» DATA SHOWN:
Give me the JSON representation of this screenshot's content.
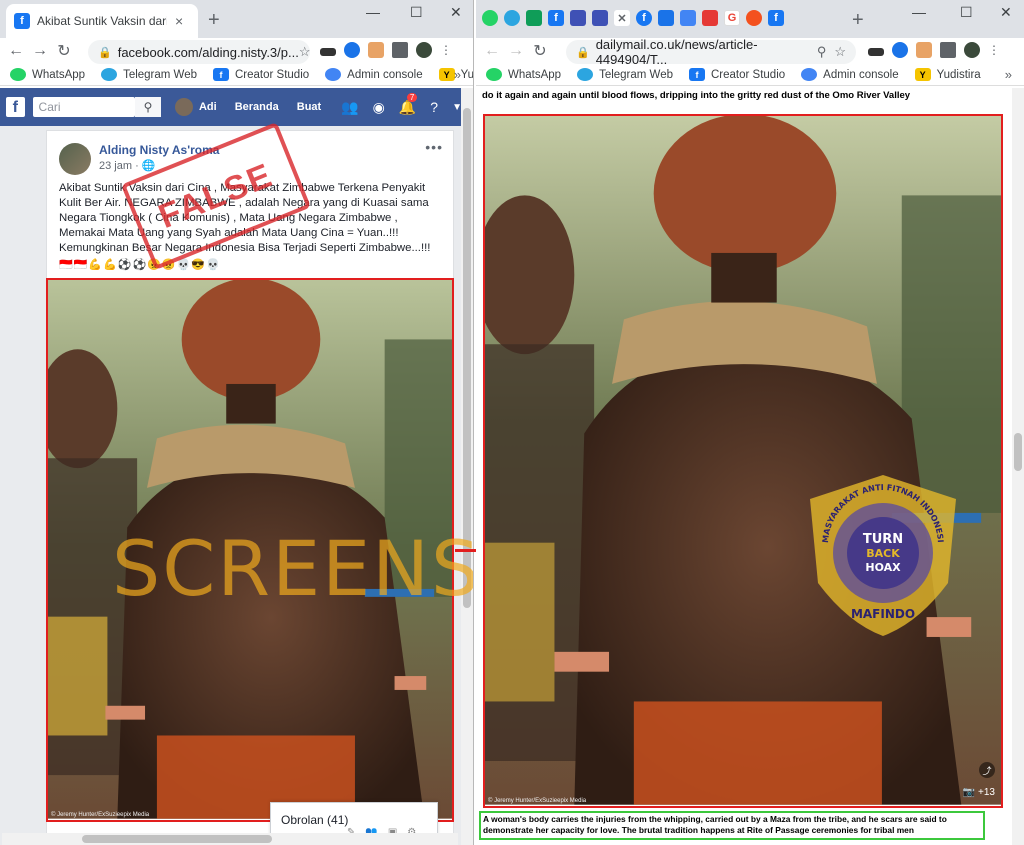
{
  "left_window": {
    "tab": {
      "title": "Akibat Suntik Vaksin dari Cina , M",
      "close": "×"
    },
    "new_tab": "+",
    "url": "facebook.com/alding.nisty.3/p...",
    "bookmarks": [
      {
        "label": "WhatsApp",
        "icon": "whatsapp-icon",
        "color": "#25d366"
      },
      {
        "label": "Telegram Web",
        "icon": "telegram-icon",
        "color": "#2ca5e0"
      },
      {
        "label": "Creator Studio",
        "icon": "facebook-icon",
        "color": "#1877f2"
      },
      {
        "label": "Admin console",
        "icon": "admin-icon",
        "color": "#4285f4"
      },
      {
        "label": "Yudistira",
        "icon": "yudistira-icon",
        "color": "#f5c400"
      }
    ],
    "facebook": {
      "search_placeholder": "Cari",
      "user_name": "Adi",
      "nav_home": "Beranda",
      "nav_create": "Buat",
      "notification_count": "7",
      "brand_color": "#3b5998"
    },
    "post": {
      "author": "Alding Nisty As'roma",
      "time": "23 jam ·",
      "text_lines": [
        "Akibat Suntik Vaksin dari Cina , Masyarakat Zimbabwe Terkena Penyakit",
        "Kulit Ber Air. NEGARA ZIMBABWE , adalah Negara yang di Kuasai sama",
        "Negara Tiongkok ( Cina Komunis) , Mata Uang Negara Zimbabwe ,",
        "Memakai Mata Uang yang Syah adalah Mata Uang Cina = Yuan..!!!",
        "Kemungkinan Besar Negara Indonesia Bisa Terjadi Seperti Zimbabwe...!!!"
      ],
      "emojis": "🇮🇩🇮🇩💪💪⚽⚽😠😠💀😎💀",
      "photo_credit": "© Jeremy Hunter/ExSuzieepix Media",
      "stamp_text": "FALSE",
      "chat_label": "Obrolan (41)"
    },
    "watermark_text": "SCREENSHOT BY"
  },
  "right_window": {
    "url": "dailymail.co.uk/news/article-4494904/T...",
    "new_tab": "+",
    "bookmarks": [
      {
        "label": "WhatsApp",
        "icon": "whatsapp-icon",
        "color": "#25d366"
      },
      {
        "label": "Telegram Web",
        "icon": "telegram-icon",
        "color": "#2ca5e0"
      },
      {
        "label": "Creator Studio",
        "icon": "facebook-icon",
        "color": "#1877f2"
      },
      {
        "label": "Admin console",
        "icon": "admin-icon",
        "color": "#4285f4"
      },
      {
        "label": "Yudistira",
        "icon": "yudistira-icon",
        "color": "#f5c400"
      }
    ],
    "article_text_top": "do it again and again until blood flows, dripping into the gritty red dust of the Omo River Valley",
    "photo_credit": "© Jeremy Hunter/ExSuzieepix Media",
    "photo_count": "+13",
    "caption": "A woman's body carries the injuries from the whipping, carried out by a Maza from the tribe, and he scars are said to demonstrate her capacity for love. The brutal tradition happens at Rite of Passage ceremonies for tribal men",
    "badge": {
      "ring_text": "MASYARAKAT ANTI FITNAH INDONESIA",
      "center_line1": "TURN",
      "center_line2": "BACK",
      "center_line3": "HOAX",
      "bottom_text": "MAFINDO"
    }
  }
}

» WHAT THE TASK REQUIRES:
All entries must be written out again exactly as given, with no pictures in the copy.

» RESPONSE TO THIS TASK:
Give me the JSON representation of this screenshot's content.
{
  "left_window": {
    "tab": {
      "title": "Akibat Suntik Vaksin dari Cina , M",
      "close": "×"
    },
    "new_tab": "+",
    "url": "facebook.com/alding.nisty.3/p...",
    "bookmarks": [
      {
        "label": "WhatsApp",
        "icon": "whatsapp-icon",
        "color": "#25d366"
      },
      {
        "label": "Telegram Web",
        "icon": "telegram-icon",
        "color": "#2ca5e0"
      },
      {
        "label": "Creator Studio",
        "icon": "facebook-icon",
        "color": "#1877f2"
      },
      {
        "label": "Admin console",
        "icon": "admin-icon",
        "color": "#4285f4"
      },
      {
        "label": "Yudistira",
        "icon": "yudistira-icon",
        "color": "#f5c400"
      }
    ],
    "facebook": {
      "search_placeholder": "Cari",
      "user_name": "Adi",
      "nav_home": "Beranda",
      "nav_create": "Buat",
      "notification_count": "7",
      "brand_color": "#3b5998"
    },
    "post": {
      "author": "Alding Nisty As'roma",
      "time": "23 jam ·",
      "text_lines": [
        "Akibat Suntik Vaksin dari Cina , Masyarakat Zimbabwe Terkena Penyakit",
        "Kulit Ber Air. NEGARA ZIMBABWE , adalah Negara yang di Kuasai sama",
        "Negara Tiongkok ( Cina Komunis) , Mata Uang Negara Zimbabwe ,",
        "Memakai Mata Uang yang Syah adalah Mata Uang Cina = Yuan..!!!",
        "Kemungkinan Besar Negara Indonesia Bisa Terjadi Seperti Zimbabwe...!!!"
      ],
      "emojis": "🇮🇩🇮🇩💪💪⚽⚽😠😠💀😎💀",
      "photo_credit": "© Jeremy Hunter/ExSuzieepix Media",
      "stamp_text": "FALSE",
      "chat_label": "Obrolan (41)"
    },
    "watermark_text": "SCREENSHOT BY"
  },
  "right_window": {
    "url": "dailymail.co.uk/news/article-4494904/T...",
    "new_tab": "+",
    "bookmarks": [
      {
        "label": "WhatsApp",
        "icon": "whatsapp-icon",
        "color": "#25d366"
      },
      {
        "label": "Telegram Web",
        "icon": "telegram-icon",
        "color": "#2ca5e0"
      },
      {
        "label": "Creator Studio",
        "icon": "facebook-icon",
        "color": "#1877f2"
      },
      {
        "label": "Admin console",
        "icon": "admin-icon",
        "color": "#4285f4"
      },
      {
        "label": "Yudistira",
        "icon": "yudistira-icon",
        "color": "#f5c400"
      }
    ],
    "article_text_top": "do it again and again until blood flows, dripping into the gritty red dust of the Omo River Valley",
    "photo_credit": "© Jeremy Hunter/ExSuzieepix Media",
    "photo_count": "+13",
    "caption": "A woman's body carries the injuries from the whipping, carried out by a Maza from the tribe, and he scars are said to demonstrate her capacity for love. The brutal tradition happens at Rite of Passage ceremonies for tribal men",
    "badge": {
      "ring_text": "MASYARAKAT ANTI FITNAH INDONESIA",
      "center_line1": "TURN",
      "center_line2": "BACK",
      "center_line3": "HOAX",
      "bottom_text": "MAFINDO"
    }
  }
}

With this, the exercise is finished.